# [Brief]
Determine how many lines below hold the string "xlabel". Reply with the number alone.

(Figure contents as structured data)
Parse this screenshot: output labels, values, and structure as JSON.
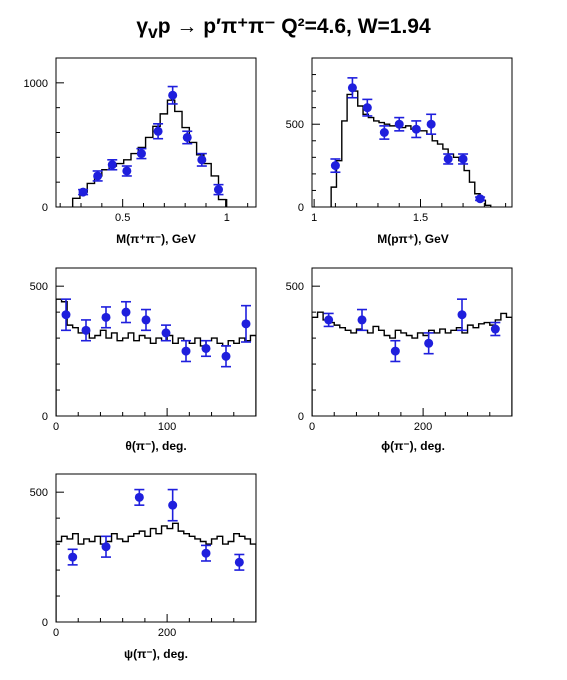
{
  "figure": {
    "title": "γ<sub>v</sub>p → p′π⁺π⁻   Q²=4.6, W=1.94"
  },
  "colors": {
    "data_points": "#1f1fdd",
    "histogram": "#000000",
    "axes": "#000000"
  },
  "chart_data": [
    {
      "id": "m_pipi",
      "type": "scatter",
      "xlabel": "M(π⁺π⁻), GeV",
      "xlim": [
        0.18,
        1.14
      ],
      "ylim": [
        0,
        1200
      ],
      "xticks": [
        {
          "v": 0.5,
          "label": "0.5"
        },
        {
          "v": 1.0,
          "label": "1"
        }
      ],
      "yticks": [
        {
          "v": 0,
          "label": "0"
        },
        {
          "v": 1000,
          "label": "1000"
        }
      ],
      "points": [
        {
          "x": 0.31,
          "y": 120,
          "err": 20
        },
        {
          "x": 0.38,
          "y": 250,
          "err": 40
        },
        {
          "x": 0.45,
          "y": 340,
          "err": 40
        },
        {
          "x": 0.52,
          "y": 290,
          "err": 40
        },
        {
          "x": 0.59,
          "y": 430,
          "err": 40
        },
        {
          "x": 0.67,
          "y": 610,
          "err": 60
        },
        {
          "x": 0.74,
          "y": 900,
          "err": 70
        },
        {
          "x": 0.81,
          "y": 560,
          "err": 50
        },
        {
          "x": 0.88,
          "y": 380,
          "err": 50
        },
        {
          "x": 0.96,
          "y": 140,
          "err": 40
        }
      ],
      "histogram": {
        "edges": [
          0.26,
          0.295,
          0.33,
          0.365,
          0.4,
          0.435,
          0.47,
          0.505,
          0.54,
          0.575,
          0.61,
          0.645,
          0.68,
          0.715,
          0.75,
          0.785,
          0.82,
          0.855,
          0.89,
          0.925,
          0.96,
          0.995
        ],
        "values": [
          70,
          120,
          190,
          250,
          300,
          330,
          350,
          380,
          430,
          480,
          560,
          650,
          750,
          860,
          770,
          640,
          520,
          420,
          350,
          250,
          60
        ]
      }
    },
    {
      "id": "m_ppip",
      "type": "scatter",
      "xlabel": "M(pπ⁺), GeV",
      "xlim": [
        0.99,
        1.93
      ],
      "ylim": [
        0,
        900
      ],
      "xticks": [
        {
          "v": 1.0,
          "label": "1"
        },
        {
          "v": 1.5,
          "label": "1.5"
        }
      ],
      "yticks": [
        {
          "v": 0,
          "label": "0"
        },
        {
          "v": 500,
          "label": "500"
        }
      ],
      "points": [
        {
          "x": 1.1,
          "y": 250,
          "err": 40
        },
        {
          "x": 1.18,
          "y": 720,
          "err": 60
        },
        {
          "x": 1.25,
          "y": 600,
          "err": 50
        },
        {
          "x": 1.33,
          "y": 450,
          "err": 40
        },
        {
          "x": 1.4,
          "y": 500,
          "err": 40
        },
        {
          "x": 1.48,
          "y": 470,
          "err": 50
        },
        {
          "x": 1.55,
          "y": 500,
          "err": 60
        },
        {
          "x": 1.63,
          "y": 290,
          "err": 30
        },
        {
          "x": 1.7,
          "y": 290,
          "err": 30
        },
        {
          "x": 1.78,
          "y": 50,
          "err": 10
        }
      ],
      "histogram": {
        "edges": [
          1.08,
          1.105,
          1.13,
          1.155,
          1.18,
          1.205,
          1.23,
          1.255,
          1.28,
          1.305,
          1.33,
          1.355,
          1.38,
          1.405,
          1.43,
          1.455,
          1.48,
          1.505,
          1.53,
          1.555,
          1.58,
          1.605,
          1.63,
          1.655,
          1.68,
          1.705,
          1.73,
          1.755,
          1.78,
          1.805,
          1.83
        ],
        "values": [
          120,
          280,
          520,
          680,
          700,
          610,
          560,
          540,
          520,
          510,
          500,
          490,
          490,
          480,
          490,
          470,
          460,
          460,
          440,
          400,
          380,
          350,
          320,
          300,
          280,
          220,
          150,
          80,
          40,
          10
        ]
      }
    },
    {
      "id": "theta",
      "type": "scatter",
      "xlabel": "θ(π⁻), deg.",
      "xlim": [
        0,
        180
      ],
      "ylim": [
        0,
        570
      ],
      "xticks": [
        {
          "v": 0,
          "label": "0"
        },
        {
          "v": 100,
          "label": "100"
        }
      ],
      "yticks": [
        {
          "v": 0,
          "label": "0"
        },
        {
          "v": 500,
          "label": "500"
        }
      ],
      "points": [
        {
          "x": 9,
          "y": 390,
          "err": 60
        },
        {
          "x": 27,
          "y": 330,
          "err": 40
        },
        {
          "x": 45,
          "y": 380,
          "err": 40
        },
        {
          "x": 63,
          "y": 400,
          "err": 40
        },
        {
          "x": 81,
          "y": 370,
          "err": 40
        },
        {
          "x": 99,
          "y": 320,
          "err": 30
        },
        {
          "x": 117,
          "y": 250,
          "err": 40
        },
        {
          "x": 135,
          "y": 260,
          "err": 30
        },
        {
          "x": 153,
          "y": 230,
          "err": 40
        },
        {
          "x": 171,
          "y": 355,
          "err": 70
        }
      ],
      "histogram": {
        "edges": [
          0,
          5,
          10,
          15,
          20,
          25,
          30,
          35,
          40,
          45,
          50,
          55,
          60,
          65,
          70,
          75,
          80,
          85,
          90,
          95,
          100,
          105,
          110,
          115,
          120,
          125,
          130,
          135,
          140,
          145,
          150,
          155,
          160,
          165,
          170,
          175,
          180
        ],
        "values": [
          450,
          440,
          350,
          340,
          320,
          330,
          300,
          310,
          330,
          300,
          320,
          290,
          300,
          320,
          290,
          310,
          300,
          280,
          300,
          290,
          310,
          280,
          300,
          290,
          280,
          300,
          270,
          290,
          300,
          280,
          270,
          290,
          280,
          300,
          290,
          310
        ]
      }
    },
    {
      "id": "phi",
      "type": "scatter",
      "xlabel": "ϕ(π⁻), deg.",
      "xlim": [
        0,
        360
      ],
      "ylim": [
        0,
        570
      ],
      "xticks": [
        {
          "v": 0,
          "label": "0"
        },
        {
          "v": 200,
          "label": "200"
        }
      ],
      "yticks": [
        {
          "v": 0,
          "label": "0"
        },
        {
          "v": 500,
          "label": "500"
        }
      ],
      "points": [
        {
          "x": 30,
          "y": 370,
          "err": 25
        },
        {
          "x": 90,
          "y": 370,
          "err": 40
        },
        {
          "x": 150,
          "y": 250,
          "err": 40
        },
        {
          "x": 210,
          "y": 280,
          "err": 40
        },
        {
          "x": 270,
          "y": 390,
          "err": 60
        },
        {
          "x": 330,
          "y": 335,
          "err": 25
        }
      ],
      "histogram": {
        "edges": [
          0,
          10,
          20,
          30,
          40,
          50,
          60,
          70,
          80,
          90,
          100,
          110,
          120,
          130,
          140,
          150,
          160,
          170,
          180,
          190,
          200,
          210,
          220,
          230,
          240,
          250,
          260,
          270,
          280,
          290,
          300,
          310,
          320,
          330,
          340,
          350,
          360
        ],
        "values": [
          380,
          400,
          370,
          360,
          350,
          340,
          330,
          320,
          335,
          330,
          320,
          345,
          330,
          310,
          300,
          330,
          320,
          310,
          300,
          320,
          310,
          330,
          320,
          335,
          320,
          330,
          340,
          320,
          350,
          340,
          355,
          360,
          350,
          370,
          395,
          380
        ]
      }
    },
    {
      "id": "psi",
      "type": "scatter",
      "xlabel": "ψ(π⁻), deg.",
      "xlim": [
        0,
        360
      ],
      "ylim": [
        0,
        570
      ],
      "xticks": [
        {
          "v": 0,
          "label": "0"
        },
        {
          "v": 200,
          "label": "200"
        }
      ],
      "yticks": [
        {
          "v": 0,
          "label": "0"
        },
        {
          "v": 500,
          "label": "500"
        }
      ],
      "points": [
        {
          "x": 30,
          "y": 250,
          "err": 30
        },
        {
          "x": 90,
          "y": 290,
          "err": 40
        },
        {
          "x": 150,
          "y": 480,
          "err": 30
        },
        {
          "x": 210,
          "y": 450,
          "err": 60
        },
        {
          "x": 270,
          "y": 265,
          "err": 30
        },
        {
          "x": 330,
          "y": 230,
          "err": 30
        }
      ],
      "histogram": {
        "edges": [
          0,
          10,
          20,
          30,
          40,
          50,
          60,
          70,
          80,
          90,
          100,
          110,
          120,
          130,
          140,
          150,
          160,
          170,
          180,
          190,
          200,
          210,
          220,
          230,
          240,
          250,
          260,
          270,
          280,
          290,
          300,
          310,
          320,
          330,
          340,
          350,
          360
        ],
        "values": [
          310,
          330,
          320,
          340,
          300,
          320,
          310,
          330,
          300,
          310,
          340,
          320,
          310,
          330,
          340,
          350,
          330,
          360,
          340,
          370,
          360,
          380,
          350,
          340,
          330,
          320,
          310,
          300,
          320,
          330,
          300,
          310,
          340,
          330,
          320,
          300
        ]
      }
    }
  ]
}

# [Expected output]
5